== STATED EXERCISE ==
Sift the listing for lines that hold the string "Nghìn" and pull them out.

== DATA LISTING ==

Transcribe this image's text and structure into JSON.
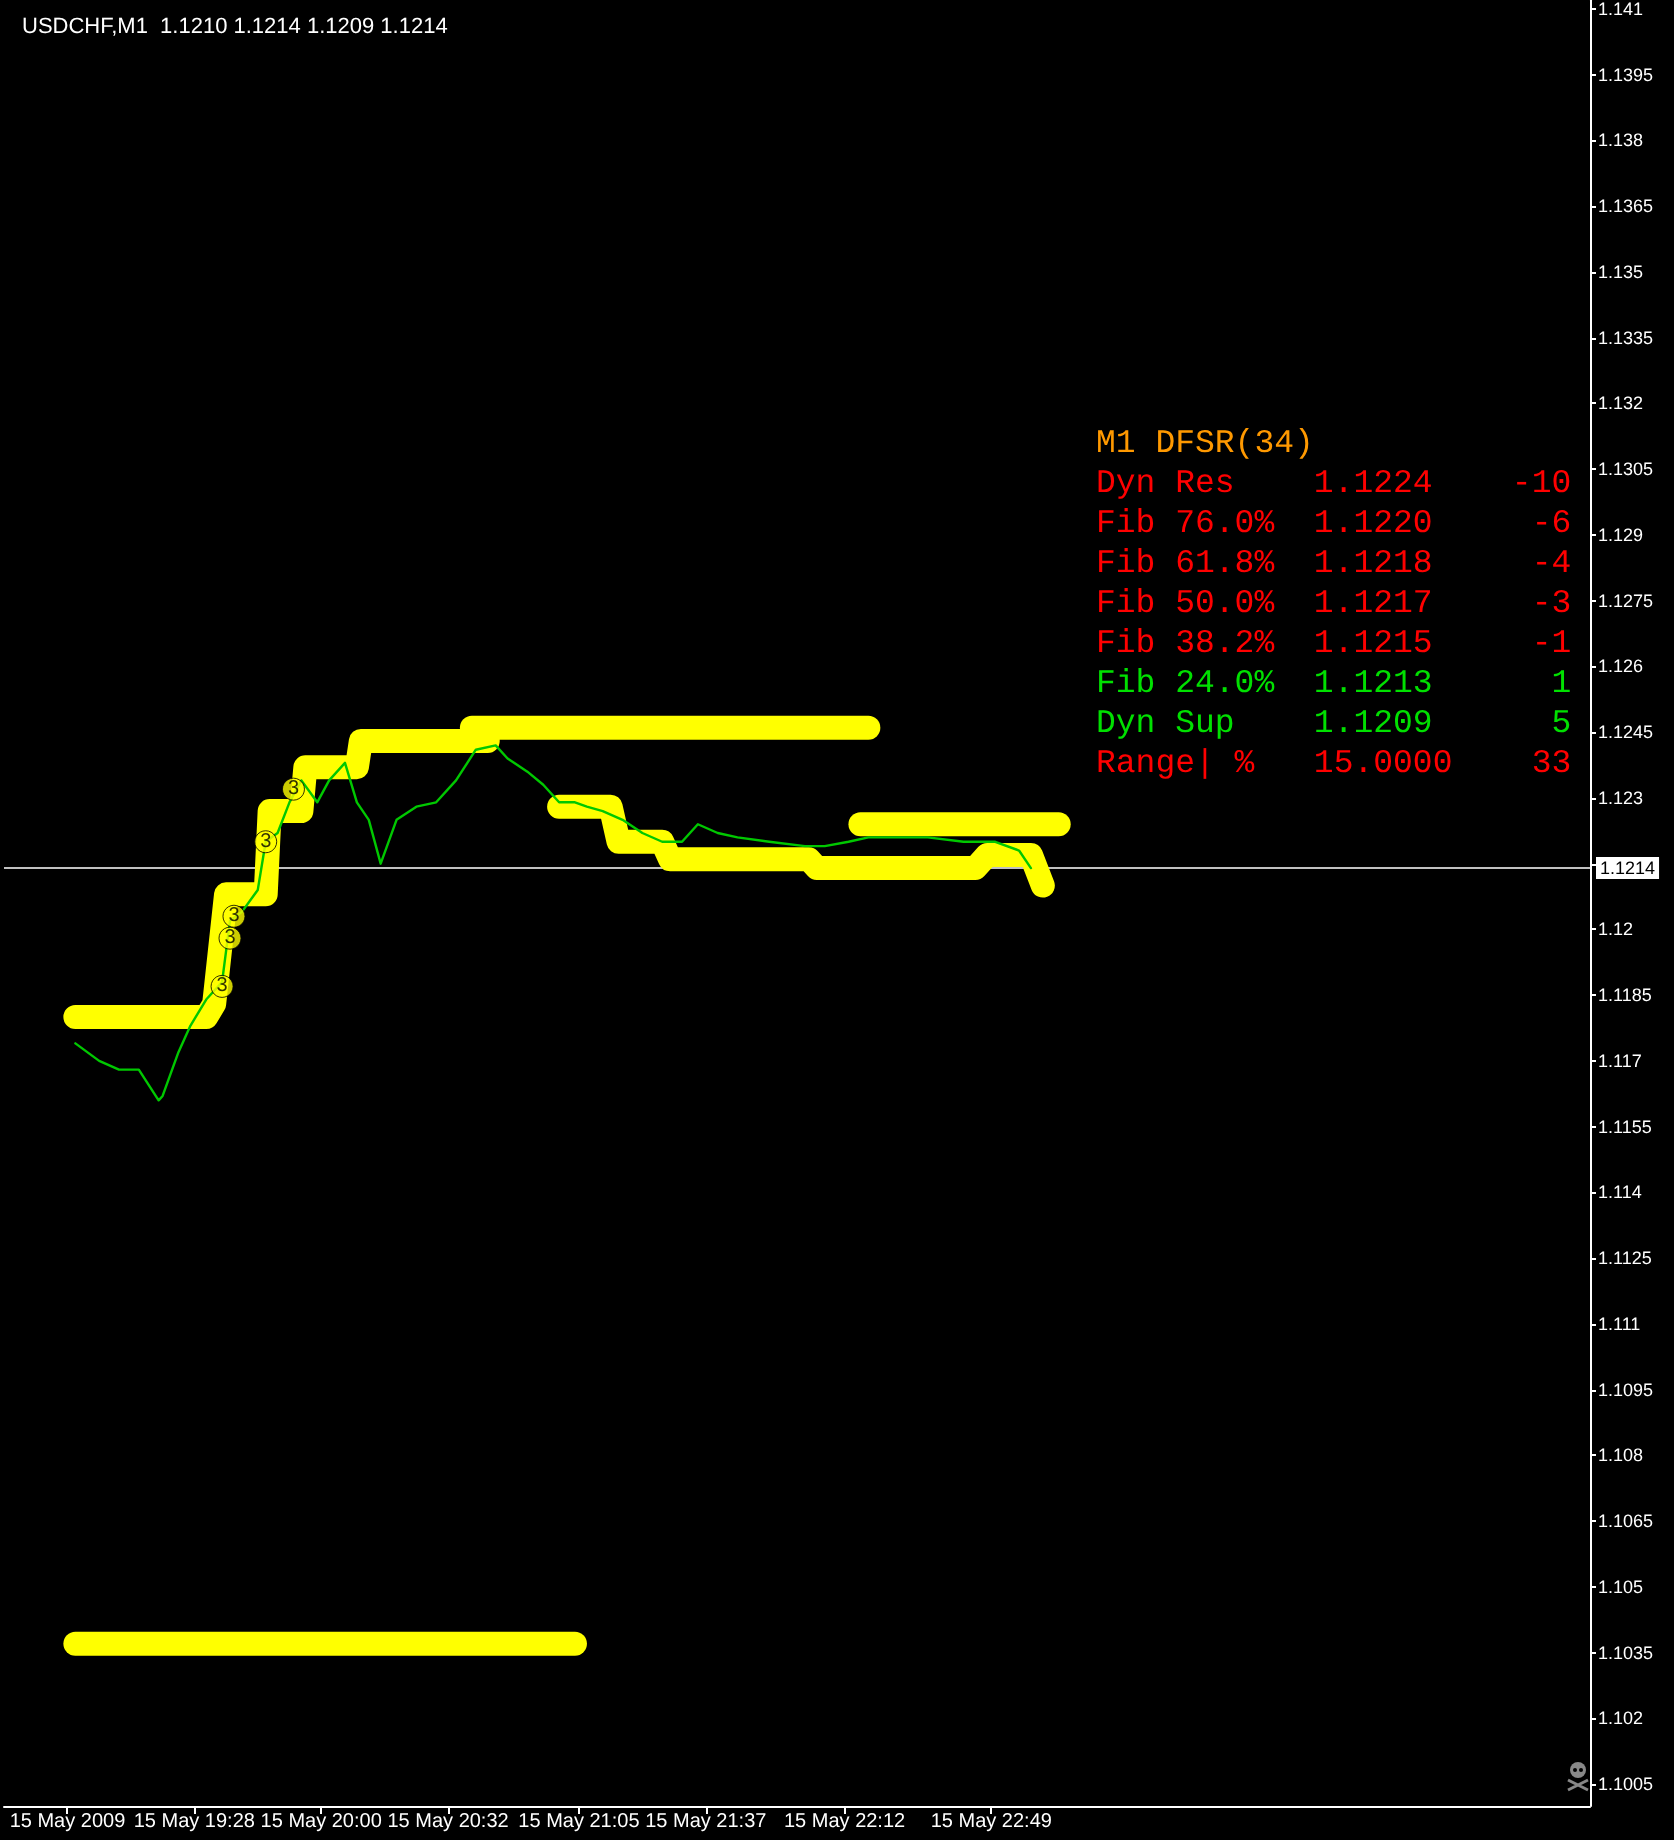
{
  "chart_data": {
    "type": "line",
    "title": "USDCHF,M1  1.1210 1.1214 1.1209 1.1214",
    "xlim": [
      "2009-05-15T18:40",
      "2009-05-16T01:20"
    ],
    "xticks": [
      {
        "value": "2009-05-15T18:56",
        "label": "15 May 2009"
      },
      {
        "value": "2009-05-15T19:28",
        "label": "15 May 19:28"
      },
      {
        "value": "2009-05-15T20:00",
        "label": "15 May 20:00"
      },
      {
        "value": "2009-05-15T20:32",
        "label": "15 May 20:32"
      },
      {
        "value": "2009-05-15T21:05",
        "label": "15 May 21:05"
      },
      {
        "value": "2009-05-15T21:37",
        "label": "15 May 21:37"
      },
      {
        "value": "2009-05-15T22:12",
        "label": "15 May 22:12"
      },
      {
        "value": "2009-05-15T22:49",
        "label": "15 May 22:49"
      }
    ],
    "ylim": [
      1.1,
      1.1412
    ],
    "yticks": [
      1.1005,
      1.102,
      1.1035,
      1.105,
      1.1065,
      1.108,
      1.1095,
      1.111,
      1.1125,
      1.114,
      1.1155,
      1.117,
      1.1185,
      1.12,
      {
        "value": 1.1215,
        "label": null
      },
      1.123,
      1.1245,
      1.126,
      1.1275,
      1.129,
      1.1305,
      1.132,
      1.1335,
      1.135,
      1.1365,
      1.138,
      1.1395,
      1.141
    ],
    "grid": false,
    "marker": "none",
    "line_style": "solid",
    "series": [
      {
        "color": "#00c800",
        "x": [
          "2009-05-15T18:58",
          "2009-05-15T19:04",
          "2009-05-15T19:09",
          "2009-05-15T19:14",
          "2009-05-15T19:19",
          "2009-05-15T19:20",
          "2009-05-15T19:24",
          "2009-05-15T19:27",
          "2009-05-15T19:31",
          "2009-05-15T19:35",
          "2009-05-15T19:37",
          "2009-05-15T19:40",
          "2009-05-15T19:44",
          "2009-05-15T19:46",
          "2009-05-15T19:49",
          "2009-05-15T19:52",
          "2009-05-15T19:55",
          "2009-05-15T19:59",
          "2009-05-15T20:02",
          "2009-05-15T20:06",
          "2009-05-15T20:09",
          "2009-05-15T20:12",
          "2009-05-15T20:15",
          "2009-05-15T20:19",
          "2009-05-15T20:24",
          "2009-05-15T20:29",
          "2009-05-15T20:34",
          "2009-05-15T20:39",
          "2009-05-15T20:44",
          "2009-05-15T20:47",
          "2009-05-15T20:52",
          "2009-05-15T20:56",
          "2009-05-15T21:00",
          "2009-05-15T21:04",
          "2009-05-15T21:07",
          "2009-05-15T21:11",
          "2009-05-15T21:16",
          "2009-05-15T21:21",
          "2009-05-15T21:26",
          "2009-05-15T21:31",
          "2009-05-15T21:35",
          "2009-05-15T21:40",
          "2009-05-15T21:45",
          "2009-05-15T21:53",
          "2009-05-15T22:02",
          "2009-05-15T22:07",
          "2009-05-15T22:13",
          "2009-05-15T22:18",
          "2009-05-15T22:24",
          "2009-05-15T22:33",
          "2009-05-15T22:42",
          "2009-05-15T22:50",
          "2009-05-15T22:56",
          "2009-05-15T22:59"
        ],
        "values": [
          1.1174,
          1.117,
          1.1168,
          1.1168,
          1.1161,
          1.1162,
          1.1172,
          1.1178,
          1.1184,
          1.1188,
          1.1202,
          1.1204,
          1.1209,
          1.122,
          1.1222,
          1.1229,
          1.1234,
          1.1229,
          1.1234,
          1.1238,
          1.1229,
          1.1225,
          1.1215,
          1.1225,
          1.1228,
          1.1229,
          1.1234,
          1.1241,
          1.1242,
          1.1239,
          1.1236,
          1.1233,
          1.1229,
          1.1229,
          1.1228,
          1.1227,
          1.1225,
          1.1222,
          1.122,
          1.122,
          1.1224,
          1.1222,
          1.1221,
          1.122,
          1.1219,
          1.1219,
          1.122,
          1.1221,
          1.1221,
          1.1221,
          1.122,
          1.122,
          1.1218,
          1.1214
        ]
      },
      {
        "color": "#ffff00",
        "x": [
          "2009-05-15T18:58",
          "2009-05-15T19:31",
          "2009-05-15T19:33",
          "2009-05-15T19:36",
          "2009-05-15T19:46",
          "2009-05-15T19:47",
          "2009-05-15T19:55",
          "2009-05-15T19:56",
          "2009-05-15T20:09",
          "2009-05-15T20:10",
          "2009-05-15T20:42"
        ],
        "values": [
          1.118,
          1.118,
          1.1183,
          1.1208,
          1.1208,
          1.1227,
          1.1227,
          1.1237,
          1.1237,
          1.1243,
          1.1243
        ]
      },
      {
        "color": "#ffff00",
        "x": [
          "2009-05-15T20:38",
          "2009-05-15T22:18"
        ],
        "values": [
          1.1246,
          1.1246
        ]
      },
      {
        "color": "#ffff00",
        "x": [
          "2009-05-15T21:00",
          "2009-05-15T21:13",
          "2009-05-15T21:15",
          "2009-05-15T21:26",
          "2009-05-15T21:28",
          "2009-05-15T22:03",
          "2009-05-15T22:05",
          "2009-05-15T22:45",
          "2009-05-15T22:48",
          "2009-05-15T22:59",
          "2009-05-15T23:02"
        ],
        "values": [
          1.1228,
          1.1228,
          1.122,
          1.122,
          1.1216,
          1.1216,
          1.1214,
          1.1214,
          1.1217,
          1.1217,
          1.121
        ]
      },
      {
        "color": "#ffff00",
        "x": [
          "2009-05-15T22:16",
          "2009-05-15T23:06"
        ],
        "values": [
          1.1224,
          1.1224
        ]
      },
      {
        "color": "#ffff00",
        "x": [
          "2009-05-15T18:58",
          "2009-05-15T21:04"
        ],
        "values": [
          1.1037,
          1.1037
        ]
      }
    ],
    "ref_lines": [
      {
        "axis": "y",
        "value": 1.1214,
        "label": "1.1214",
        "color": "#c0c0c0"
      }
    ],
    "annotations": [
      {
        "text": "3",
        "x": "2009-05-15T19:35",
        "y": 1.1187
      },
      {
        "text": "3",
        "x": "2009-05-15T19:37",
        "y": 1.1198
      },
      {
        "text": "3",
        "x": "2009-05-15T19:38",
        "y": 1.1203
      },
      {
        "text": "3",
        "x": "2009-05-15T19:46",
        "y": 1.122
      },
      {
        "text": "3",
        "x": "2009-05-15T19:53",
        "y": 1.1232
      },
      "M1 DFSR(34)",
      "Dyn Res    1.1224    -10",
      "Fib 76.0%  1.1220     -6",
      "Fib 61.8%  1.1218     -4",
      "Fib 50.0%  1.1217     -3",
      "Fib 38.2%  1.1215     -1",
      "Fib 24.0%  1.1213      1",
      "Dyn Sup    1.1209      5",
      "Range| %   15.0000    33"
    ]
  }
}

---

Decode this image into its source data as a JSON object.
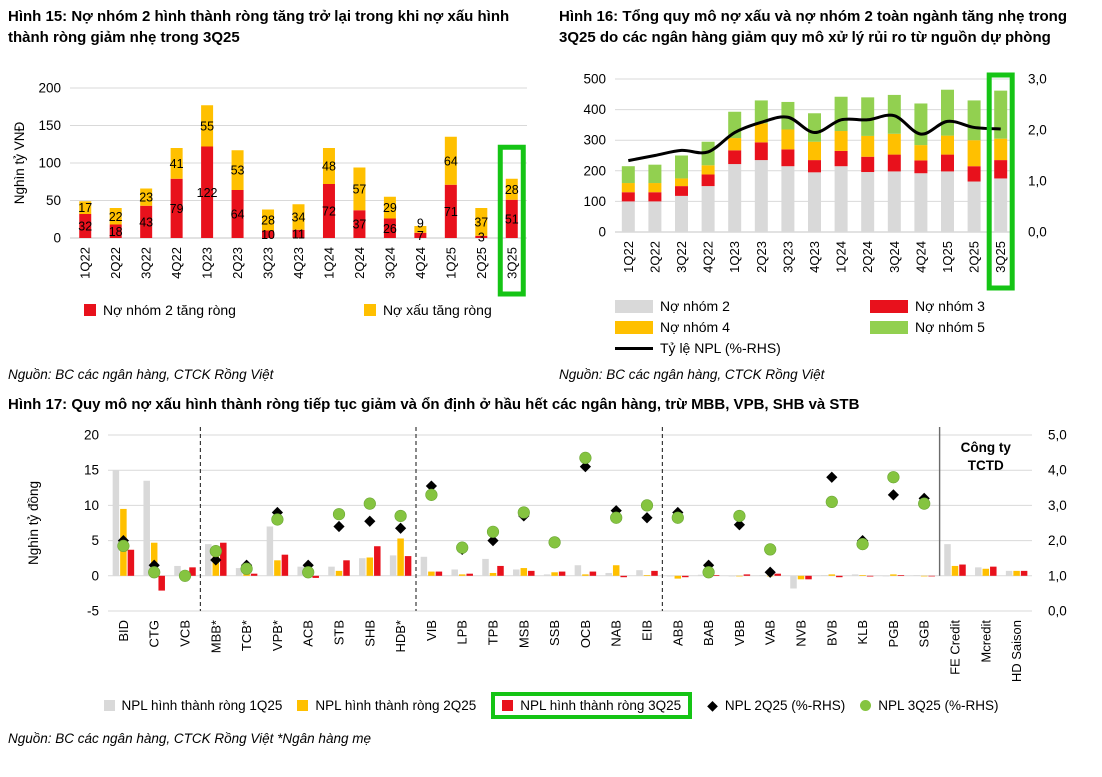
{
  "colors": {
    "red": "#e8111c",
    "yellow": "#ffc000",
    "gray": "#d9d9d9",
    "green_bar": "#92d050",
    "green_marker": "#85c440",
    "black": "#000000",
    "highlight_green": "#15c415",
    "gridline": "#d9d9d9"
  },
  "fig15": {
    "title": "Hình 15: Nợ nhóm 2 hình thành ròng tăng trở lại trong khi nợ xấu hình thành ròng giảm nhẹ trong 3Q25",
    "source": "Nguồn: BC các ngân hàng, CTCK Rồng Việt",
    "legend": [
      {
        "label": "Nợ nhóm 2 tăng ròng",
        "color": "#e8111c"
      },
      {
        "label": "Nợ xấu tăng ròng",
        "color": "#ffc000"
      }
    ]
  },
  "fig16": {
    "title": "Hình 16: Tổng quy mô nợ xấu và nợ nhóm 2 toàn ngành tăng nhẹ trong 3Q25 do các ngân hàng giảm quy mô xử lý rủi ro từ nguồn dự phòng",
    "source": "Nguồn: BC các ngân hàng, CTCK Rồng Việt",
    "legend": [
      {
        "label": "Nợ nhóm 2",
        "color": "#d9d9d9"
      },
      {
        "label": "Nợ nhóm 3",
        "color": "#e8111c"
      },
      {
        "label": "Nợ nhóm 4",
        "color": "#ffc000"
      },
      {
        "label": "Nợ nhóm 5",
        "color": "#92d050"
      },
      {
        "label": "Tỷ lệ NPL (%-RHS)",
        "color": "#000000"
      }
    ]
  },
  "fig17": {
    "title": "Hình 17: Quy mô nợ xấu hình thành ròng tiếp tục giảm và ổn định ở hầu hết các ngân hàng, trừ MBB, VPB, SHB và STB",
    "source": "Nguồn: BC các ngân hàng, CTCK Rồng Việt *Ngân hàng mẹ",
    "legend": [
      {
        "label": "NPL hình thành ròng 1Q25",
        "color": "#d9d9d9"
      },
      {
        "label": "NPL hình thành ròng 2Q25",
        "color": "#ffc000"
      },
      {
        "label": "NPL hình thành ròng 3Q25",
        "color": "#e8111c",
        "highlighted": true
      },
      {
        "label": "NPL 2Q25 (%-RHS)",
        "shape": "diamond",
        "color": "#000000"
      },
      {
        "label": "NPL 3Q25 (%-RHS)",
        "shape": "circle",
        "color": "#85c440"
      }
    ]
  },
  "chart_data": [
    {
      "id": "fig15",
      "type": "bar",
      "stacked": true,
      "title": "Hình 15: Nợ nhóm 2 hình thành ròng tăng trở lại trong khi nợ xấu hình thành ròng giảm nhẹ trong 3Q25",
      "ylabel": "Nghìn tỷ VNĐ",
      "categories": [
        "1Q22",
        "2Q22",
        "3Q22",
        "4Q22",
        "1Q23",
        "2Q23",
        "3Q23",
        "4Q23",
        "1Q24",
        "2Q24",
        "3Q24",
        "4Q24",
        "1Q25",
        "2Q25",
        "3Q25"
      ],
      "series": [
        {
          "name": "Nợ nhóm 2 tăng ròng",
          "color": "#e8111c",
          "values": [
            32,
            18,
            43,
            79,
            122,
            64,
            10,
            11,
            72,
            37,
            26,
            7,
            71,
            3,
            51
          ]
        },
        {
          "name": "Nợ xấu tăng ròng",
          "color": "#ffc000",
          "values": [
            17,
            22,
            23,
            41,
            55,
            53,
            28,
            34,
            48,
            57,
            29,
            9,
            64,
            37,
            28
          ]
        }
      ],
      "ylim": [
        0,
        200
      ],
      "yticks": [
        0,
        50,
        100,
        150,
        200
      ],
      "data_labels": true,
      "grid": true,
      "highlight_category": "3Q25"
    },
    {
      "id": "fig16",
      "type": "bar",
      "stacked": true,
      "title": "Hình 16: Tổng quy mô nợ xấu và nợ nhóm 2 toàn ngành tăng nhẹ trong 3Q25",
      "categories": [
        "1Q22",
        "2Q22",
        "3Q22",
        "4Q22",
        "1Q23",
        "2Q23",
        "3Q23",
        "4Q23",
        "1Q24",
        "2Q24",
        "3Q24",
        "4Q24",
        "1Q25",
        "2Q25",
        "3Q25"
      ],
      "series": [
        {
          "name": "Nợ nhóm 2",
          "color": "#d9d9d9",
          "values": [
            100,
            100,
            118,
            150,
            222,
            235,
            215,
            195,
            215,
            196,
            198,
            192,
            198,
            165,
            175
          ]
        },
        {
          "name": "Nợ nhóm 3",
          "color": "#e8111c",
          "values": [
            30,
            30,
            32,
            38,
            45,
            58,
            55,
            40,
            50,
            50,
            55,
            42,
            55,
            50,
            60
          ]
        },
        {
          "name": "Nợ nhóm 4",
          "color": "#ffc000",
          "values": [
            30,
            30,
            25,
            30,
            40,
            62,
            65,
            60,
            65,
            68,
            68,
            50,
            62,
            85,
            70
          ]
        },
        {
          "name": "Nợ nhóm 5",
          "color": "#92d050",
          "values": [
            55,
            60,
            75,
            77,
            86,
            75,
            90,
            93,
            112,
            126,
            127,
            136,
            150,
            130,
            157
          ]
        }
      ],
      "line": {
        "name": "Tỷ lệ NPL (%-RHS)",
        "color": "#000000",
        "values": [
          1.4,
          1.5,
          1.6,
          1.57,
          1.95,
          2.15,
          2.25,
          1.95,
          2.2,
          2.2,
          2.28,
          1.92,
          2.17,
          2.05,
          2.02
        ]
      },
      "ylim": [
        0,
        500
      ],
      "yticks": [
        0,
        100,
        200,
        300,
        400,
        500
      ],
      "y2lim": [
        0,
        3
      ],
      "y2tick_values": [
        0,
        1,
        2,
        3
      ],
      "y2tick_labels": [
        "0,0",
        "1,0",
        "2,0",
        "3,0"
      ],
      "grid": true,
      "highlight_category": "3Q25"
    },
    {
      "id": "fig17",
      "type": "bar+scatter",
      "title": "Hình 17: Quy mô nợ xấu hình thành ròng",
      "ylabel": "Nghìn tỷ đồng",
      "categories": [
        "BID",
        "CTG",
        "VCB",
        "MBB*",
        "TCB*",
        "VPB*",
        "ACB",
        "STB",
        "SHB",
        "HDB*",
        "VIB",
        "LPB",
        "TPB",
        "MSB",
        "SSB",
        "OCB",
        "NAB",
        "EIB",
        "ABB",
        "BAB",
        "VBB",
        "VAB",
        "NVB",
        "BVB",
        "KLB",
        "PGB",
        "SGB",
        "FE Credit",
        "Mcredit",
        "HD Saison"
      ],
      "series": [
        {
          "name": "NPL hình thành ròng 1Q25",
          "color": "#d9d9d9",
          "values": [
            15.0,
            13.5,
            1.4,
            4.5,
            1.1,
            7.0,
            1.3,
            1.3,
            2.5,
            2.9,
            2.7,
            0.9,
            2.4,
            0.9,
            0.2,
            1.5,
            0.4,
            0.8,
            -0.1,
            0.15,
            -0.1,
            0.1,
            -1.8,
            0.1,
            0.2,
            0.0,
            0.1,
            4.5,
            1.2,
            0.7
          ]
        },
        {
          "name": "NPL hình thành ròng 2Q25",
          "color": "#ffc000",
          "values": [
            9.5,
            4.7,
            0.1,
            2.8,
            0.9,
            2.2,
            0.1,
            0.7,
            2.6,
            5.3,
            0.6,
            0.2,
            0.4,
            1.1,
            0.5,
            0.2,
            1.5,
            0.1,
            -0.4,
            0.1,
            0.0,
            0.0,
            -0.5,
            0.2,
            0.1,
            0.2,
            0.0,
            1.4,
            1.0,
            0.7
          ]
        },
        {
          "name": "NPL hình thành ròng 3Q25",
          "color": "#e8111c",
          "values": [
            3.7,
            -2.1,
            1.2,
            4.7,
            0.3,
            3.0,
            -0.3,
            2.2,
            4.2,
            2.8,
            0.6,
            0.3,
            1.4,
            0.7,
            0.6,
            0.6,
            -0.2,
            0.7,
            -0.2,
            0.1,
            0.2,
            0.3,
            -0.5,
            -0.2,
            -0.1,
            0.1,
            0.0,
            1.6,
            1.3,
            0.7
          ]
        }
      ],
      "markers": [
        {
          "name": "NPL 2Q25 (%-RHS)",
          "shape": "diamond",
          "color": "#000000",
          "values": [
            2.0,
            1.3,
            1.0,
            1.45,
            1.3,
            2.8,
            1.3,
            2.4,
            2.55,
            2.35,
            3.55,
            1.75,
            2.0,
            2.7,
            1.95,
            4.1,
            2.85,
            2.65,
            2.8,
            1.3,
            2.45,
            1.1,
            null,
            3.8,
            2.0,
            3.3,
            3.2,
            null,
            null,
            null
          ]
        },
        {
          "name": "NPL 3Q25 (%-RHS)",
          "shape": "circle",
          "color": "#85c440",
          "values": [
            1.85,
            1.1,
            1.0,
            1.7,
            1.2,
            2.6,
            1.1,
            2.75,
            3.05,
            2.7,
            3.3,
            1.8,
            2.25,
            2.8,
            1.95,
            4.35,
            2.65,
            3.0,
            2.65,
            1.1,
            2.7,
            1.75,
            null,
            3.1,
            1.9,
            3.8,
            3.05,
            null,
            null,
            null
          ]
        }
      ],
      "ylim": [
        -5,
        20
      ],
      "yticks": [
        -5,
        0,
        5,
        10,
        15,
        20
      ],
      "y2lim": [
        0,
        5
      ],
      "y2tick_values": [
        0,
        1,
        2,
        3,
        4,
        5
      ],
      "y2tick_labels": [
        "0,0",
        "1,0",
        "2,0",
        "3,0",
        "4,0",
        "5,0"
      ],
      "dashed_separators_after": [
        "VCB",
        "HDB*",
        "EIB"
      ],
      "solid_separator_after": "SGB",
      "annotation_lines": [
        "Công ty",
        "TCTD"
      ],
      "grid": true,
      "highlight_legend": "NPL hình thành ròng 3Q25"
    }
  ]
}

== WORKED SOLUTION ==
      "ylabel": "Nghìn tỷ VNĐ",
      "ylabel": "Nghìn tỷ đồng",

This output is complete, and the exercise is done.